Data records:
>> Start
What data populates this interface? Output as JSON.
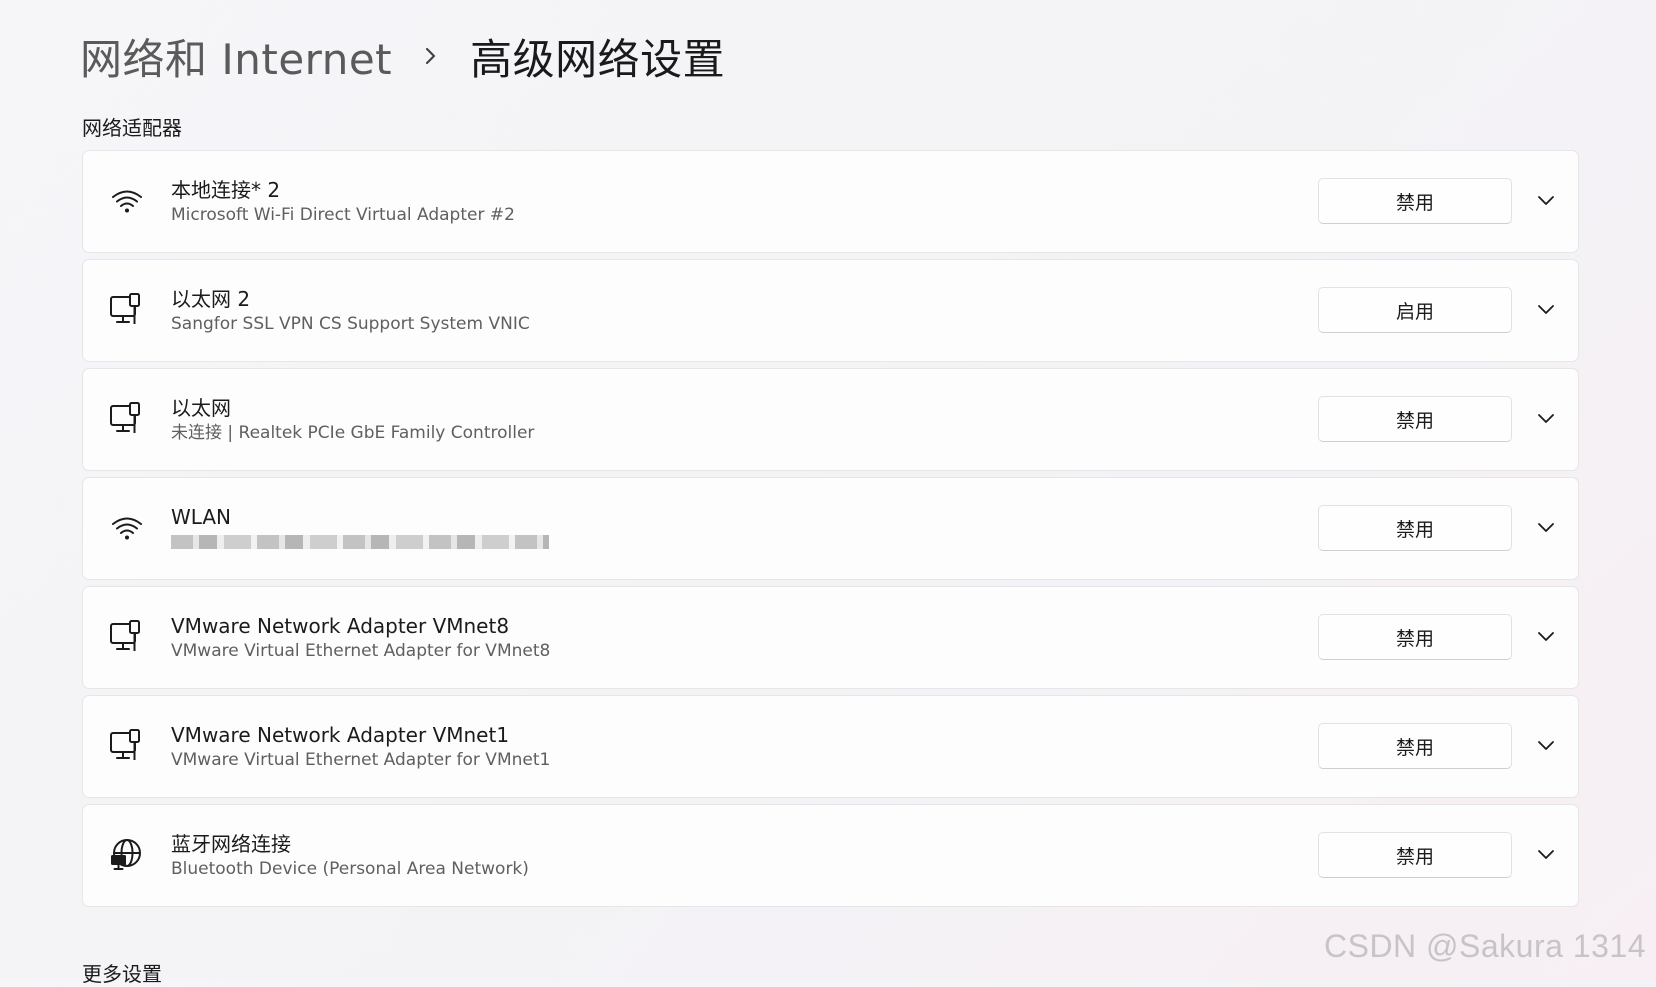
{
  "breadcrumb": {
    "parent": "网络和 Internet",
    "separator_icon": "chevron-right-icon",
    "current": "高级网络设置"
  },
  "sections": {
    "adapters_title": "网络适配器",
    "more_title": "更多设置"
  },
  "adapters": [
    {
      "name": "本地连接* 2",
      "desc": "Microsoft Wi-Fi Direct Virtual Adapter #2",
      "icon": "wifi-icon",
      "button": "禁用"
    },
    {
      "name": "以太网 2",
      "desc": "Sangfor SSL VPN CS Support System VNIC",
      "icon": "ethernet-icon",
      "button": "启用"
    },
    {
      "name": "以太网",
      "desc": "未连接 | Realtek PCIe GbE Family Controller",
      "icon": "ethernet-icon",
      "button": "禁用"
    },
    {
      "name": "WLAN",
      "desc": "",
      "icon": "wifi-icon",
      "button": "禁用"
    },
    {
      "name": "VMware Network Adapter VMnet8",
      "desc": "VMware Virtual Ethernet Adapter for VMnet8",
      "icon": "ethernet-icon",
      "button": "禁用"
    },
    {
      "name": "VMware Network Adapter VMnet1",
      "desc": "VMware Virtual Ethernet Adapter for VMnet1",
      "icon": "ethernet-icon",
      "button": "禁用"
    },
    {
      "name": "蓝牙网络连接",
      "desc": "Bluetooth Device (Personal Area Network)",
      "icon": "globe-network-icon",
      "button": "禁用"
    }
  ],
  "watermark": "CSDN @Sakura 1314"
}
>> End
*DO THIS*. Working from the lines above, reproduce the material exactly and exclude its pictures.

*COMPLETED EXERCISE*.
What data populates this interface? Output as JSON.
{
  "breadcrumb": {
    "parent": "网络和 Internet",
    "separator_icon": "chevron-right-icon",
    "current": "高级网络设置"
  },
  "sections": {
    "adapters_title": "网络适配器",
    "more_title": "更多设置"
  },
  "adapters": [
    {
      "name": "本地连接* 2",
      "desc": "Microsoft Wi-Fi Direct Virtual Adapter #2",
      "icon": "wifi-icon",
      "button": "禁用"
    },
    {
      "name": "以太网 2",
      "desc": "Sangfor SSL VPN CS Support System VNIC",
      "icon": "ethernet-icon",
      "button": "启用"
    },
    {
      "name": "以太网",
      "desc": "未连接 | Realtek PCIe GbE Family Controller",
      "icon": "ethernet-icon",
      "button": "禁用"
    },
    {
      "name": "WLAN",
      "desc": "",
      "icon": "wifi-icon",
      "button": "禁用"
    },
    {
      "name": "VMware Network Adapter VMnet8",
      "desc": "VMware Virtual Ethernet Adapter for VMnet8",
      "icon": "ethernet-icon",
      "button": "禁用"
    },
    {
      "name": "VMware Network Adapter VMnet1",
      "desc": "VMware Virtual Ethernet Adapter for VMnet1",
      "icon": "ethernet-icon",
      "button": "禁用"
    },
    {
      "name": "蓝牙网络连接",
      "desc": "Bluetooth Device (Personal Area Network)",
      "icon": "globe-network-icon",
      "button": "禁用"
    }
  ],
  "watermark": "CSDN @Sakura 1314"
}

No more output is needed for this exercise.